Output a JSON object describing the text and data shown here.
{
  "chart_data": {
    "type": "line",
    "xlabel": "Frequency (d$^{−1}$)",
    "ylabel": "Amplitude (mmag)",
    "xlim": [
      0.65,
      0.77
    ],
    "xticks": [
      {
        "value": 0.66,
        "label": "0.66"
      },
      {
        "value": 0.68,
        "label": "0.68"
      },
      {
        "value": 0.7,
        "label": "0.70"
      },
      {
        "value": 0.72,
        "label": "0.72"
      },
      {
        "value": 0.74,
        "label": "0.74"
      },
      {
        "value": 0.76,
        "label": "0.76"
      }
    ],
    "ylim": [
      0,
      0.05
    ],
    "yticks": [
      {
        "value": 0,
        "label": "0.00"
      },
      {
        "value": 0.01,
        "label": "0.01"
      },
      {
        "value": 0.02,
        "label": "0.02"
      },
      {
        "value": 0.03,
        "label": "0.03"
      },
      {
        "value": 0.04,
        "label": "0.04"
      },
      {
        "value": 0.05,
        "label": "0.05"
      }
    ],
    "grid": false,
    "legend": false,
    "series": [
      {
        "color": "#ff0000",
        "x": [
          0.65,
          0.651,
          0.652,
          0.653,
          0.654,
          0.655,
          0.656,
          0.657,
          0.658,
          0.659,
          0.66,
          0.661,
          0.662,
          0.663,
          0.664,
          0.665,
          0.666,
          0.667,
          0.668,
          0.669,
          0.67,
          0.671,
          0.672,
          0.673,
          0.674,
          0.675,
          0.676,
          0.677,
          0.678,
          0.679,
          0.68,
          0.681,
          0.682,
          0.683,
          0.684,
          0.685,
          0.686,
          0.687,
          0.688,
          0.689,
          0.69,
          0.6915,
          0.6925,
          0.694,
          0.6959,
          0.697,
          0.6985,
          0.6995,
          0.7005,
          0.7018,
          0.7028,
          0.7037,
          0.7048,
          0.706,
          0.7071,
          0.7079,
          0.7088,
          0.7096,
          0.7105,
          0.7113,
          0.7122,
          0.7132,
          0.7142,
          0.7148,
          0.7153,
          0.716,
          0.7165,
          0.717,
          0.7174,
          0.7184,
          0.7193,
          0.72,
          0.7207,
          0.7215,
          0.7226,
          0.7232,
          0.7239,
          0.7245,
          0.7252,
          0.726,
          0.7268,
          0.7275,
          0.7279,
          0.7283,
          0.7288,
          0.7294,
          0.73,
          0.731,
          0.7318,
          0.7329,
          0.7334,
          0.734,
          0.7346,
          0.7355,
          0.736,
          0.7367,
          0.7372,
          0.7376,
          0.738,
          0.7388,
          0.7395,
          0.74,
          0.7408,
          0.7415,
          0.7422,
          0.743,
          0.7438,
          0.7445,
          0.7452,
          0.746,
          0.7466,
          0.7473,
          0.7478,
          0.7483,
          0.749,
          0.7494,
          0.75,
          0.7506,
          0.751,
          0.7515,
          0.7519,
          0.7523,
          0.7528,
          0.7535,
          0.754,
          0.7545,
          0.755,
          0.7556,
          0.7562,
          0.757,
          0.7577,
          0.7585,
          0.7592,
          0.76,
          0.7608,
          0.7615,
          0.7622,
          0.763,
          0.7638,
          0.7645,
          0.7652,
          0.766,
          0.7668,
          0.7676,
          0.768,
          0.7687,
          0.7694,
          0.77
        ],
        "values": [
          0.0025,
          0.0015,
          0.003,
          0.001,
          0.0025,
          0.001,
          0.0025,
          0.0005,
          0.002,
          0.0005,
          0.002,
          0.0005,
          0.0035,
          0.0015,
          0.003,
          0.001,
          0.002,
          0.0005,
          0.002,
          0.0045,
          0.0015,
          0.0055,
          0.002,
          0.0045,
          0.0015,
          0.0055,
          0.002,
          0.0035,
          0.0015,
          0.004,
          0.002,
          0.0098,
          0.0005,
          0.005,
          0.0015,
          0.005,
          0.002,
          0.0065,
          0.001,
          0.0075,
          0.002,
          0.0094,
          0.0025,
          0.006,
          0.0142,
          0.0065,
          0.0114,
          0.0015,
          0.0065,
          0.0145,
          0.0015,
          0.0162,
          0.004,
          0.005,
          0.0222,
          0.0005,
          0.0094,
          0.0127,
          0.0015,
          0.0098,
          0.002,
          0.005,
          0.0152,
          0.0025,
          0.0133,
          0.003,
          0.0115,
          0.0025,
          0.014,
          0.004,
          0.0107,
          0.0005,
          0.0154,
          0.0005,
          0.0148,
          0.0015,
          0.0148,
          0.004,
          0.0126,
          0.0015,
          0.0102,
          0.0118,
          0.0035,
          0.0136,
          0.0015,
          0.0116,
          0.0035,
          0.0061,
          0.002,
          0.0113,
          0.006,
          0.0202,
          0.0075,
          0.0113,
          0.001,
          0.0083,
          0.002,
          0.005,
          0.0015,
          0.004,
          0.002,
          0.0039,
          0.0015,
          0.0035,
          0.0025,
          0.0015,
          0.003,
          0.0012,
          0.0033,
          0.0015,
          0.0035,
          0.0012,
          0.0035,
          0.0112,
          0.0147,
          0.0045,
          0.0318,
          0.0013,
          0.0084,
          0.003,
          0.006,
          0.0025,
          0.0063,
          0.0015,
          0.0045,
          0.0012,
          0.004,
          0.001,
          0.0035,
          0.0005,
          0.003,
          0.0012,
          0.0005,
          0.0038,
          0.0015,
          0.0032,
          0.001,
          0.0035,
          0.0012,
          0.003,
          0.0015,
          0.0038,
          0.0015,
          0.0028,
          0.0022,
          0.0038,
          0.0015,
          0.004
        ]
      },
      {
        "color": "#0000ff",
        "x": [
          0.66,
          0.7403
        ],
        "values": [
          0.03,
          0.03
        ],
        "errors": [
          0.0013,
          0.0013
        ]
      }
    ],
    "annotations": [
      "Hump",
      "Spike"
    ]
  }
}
= = =
__WRITTEN REQUEST__.
Print all the data exactly.

__EXPECTED OUTPUT__.
Output a JSON object describing the text and data shown here.
{
  "chart_data": {
    "type": "line",
    "xlabel": "Frequency (d$^{−1}$)",
    "ylabel": "Amplitude (mmag)",
    "xlim": [
      0.65,
      0.77
    ],
    "xticks": [
      {
        "value": 0.66,
        "label": "0.66"
      },
      {
        "value": 0.68,
        "label": "0.68"
      },
      {
        "value": 0.7,
        "label": "0.70"
      },
      {
        "value": 0.72,
        "label": "0.72"
      },
      {
        "value": 0.74,
        "label": "0.74"
      },
      {
        "value": 0.76,
        "label": "0.76"
      }
    ],
    "ylim": [
      0,
      0.05
    ],
    "yticks": [
      {
        "value": 0,
        "label": "0.00"
      },
      {
        "value": 0.01,
        "label": "0.01"
      },
      {
        "value": 0.02,
        "label": "0.02"
      },
      {
        "value": 0.03,
        "label": "0.03"
      },
      {
        "value": 0.04,
        "label": "0.04"
      },
      {
        "value": 0.05,
        "label": "0.05"
      }
    ],
    "grid": false,
    "legend": false,
    "series": [
      {
        "color": "#ff0000",
        "x": [
          0.65,
          0.651,
          0.652,
          0.653,
          0.654,
          0.655,
          0.656,
          0.657,
          0.658,
          0.659,
          0.66,
          0.661,
          0.662,
          0.663,
          0.664,
          0.665,
          0.666,
          0.667,
          0.668,
          0.669,
          0.67,
          0.671,
          0.672,
          0.673,
          0.674,
          0.675,
          0.676,
          0.677,
          0.678,
          0.679,
          0.68,
          0.681,
          0.682,
          0.683,
          0.684,
          0.685,
          0.686,
          0.687,
          0.688,
          0.689,
          0.69,
          0.6915,
          0.6925,
          0.694,
          0.6959,
          0.697,
          0.6985,
          0.6995,
          0.7005,
          0.7018,
          0.7028,
          0.7037,
          0.7048,
          0.706,
          0.7071,
          0.7079,
          0.7088,
          0.7096,
          0.7105,
          0.7113,
          0.7122,
          0.7132,
          0.7142,
          0.7148,
          0.7153,
          0.716,
          0.7165,
          0.717,
          0.7174,
          0.7184,
          0.7193,
          0.72,
          0.7207,
          0.7215,
          0.7226,
          0.7232,
          0.7239,
          0.7245,
          0.7252,
          0.726,
          0.7268,
          0.7275,
          0.7279,
          0.7283,
          0.7288,
          0.7294,
          0.73,
          0.731,
          0.7318,
          0.7329,
          0.7334,
          0.734,
          0.7346,
          0.7355,
          0.736,
          0.7367,
          0.7372,
          0.7376,
          0.738,
          0.7388,
          0.7395,
          0.74,
          0.7408,
          0.7415,
          0.7422,
          0.743,
          0.7438,
          0.7445,
          0.7452,
          0.746,
          0.7466,
          0.7473,
          0.7478,
          0.7483,
          0.749,
          0.7494,
          0.75,
          0.7506,
          0.751,
          0.7515,
          0.7519,
          0.7523,
          0.7528,
          0.7535,
          0.754,
          0.7545,
          0.755,
          0.7556,
          0.7562,
          0.757,
          0.7577,
          0.7585,
          0.7592,
          0.76,
          0.7608,
          0.7615,
          0.7622,
          0.763,
          0.7638,
          0.7645,
          0.7652,
          0.766,
          0.7668,
          0.7676,
          0.768,
          0.7687,
          0.7694,
          0.77
        ],
        "values": [
          0.0025,
          0.0015,
          0.003,
          0.001,
          0.0025,
          0.001,
          0.0025,
          0.0005,
          0.002,
          0.0005,
          0.002,
          0.0005,
          0.0035,
          0.0015,
          0.003,
          0.001,
          0.002,
          0.0005,
          0.002,
          0.0045,
          0.0015,
          0.0055,
          0.002,
          0.0045,
          0.0015,
          0.0055,
          0.002,
          0.0035,
          0.0015,
          0.004,
          0.002,
          0.0098,
          0.0005,
          0.005,
          0.0015,
          0.005,
          0.002,
          0.0065,
          0.001,
          0.0075,
          0.002,
          0.0094,
          0.0025,
          0.006,
          0.0142,
          0.0065,
          0.0114,
          0.0015,
          0.0065,
          0.0145,
          0.0015,
          0.0162,
          0.004,
          0.005,
          0.0222,
          0.0005,
          0.0094,
          0.0127,
          0.0015,
          0.0098,
          0.002,
          0.005,
          0.0152,
          0.0025,
          0.0133,
          0.003,
          0.0115,
          0.0025,
          0.014,
          0.004,
          0.0107,
          0.0005,
          0.0154,
          0.0005,
          0.0148,
          0.0015,
          0.0148,
          0.004,
          0.0126,
          0.0015,
          0.0102,
          0.0118,
          0.0035,
          0.0136,
          0.0015,
          0.0116,
          0.0035,
          0.0061,
          0.002,
          0.0113,
          0.006,
          0.0202,
          0.0075,
          0.0113,
          0.001,
          0.0083,
          0.002,
          0.005,
          0.0015,
          0.004,
          0.002,
          0.0039,
          0.0015,
          0.0035,
          0.0025,
          0.0015,
          0.003,
          0.0012,
          0.0033,
          0.0015,
          0.0035,
          0.0012,
          0.0035,
          0.0112,
          0.0147,
          0.0045,
          0.0318,
          0.0013,
          0.0084,
          0.003,
          0.006,
          0.0025,
          0.0063,
          0.0015,
          0.0045,
          0.0012,
          0.004,
          0.001,
          0.0035,
          0.0005,
          0.003,
          0.0012,
          0.0005,
          0.0038,
          0.0015,
          0.0032,
          0.001,
          0.0035,
          0.0012,
          0.003,
          0.0015,
          0.0038,
          0.0015,
          0.0028,
          0.0022,
          0.0038,
          0.0015,
          0.004
        ]
      },
      {
        "color": "#0000ff",
        "x": [
          0.66,
          0.7403
        ],
        "values": [
          0.03,
          0.03
        ],
        "errors": [
          0.0013,
          0.0013
        ]
      }
    ],
    "annotations": [
      "Hump",
      "Spike"
    ]
  }
}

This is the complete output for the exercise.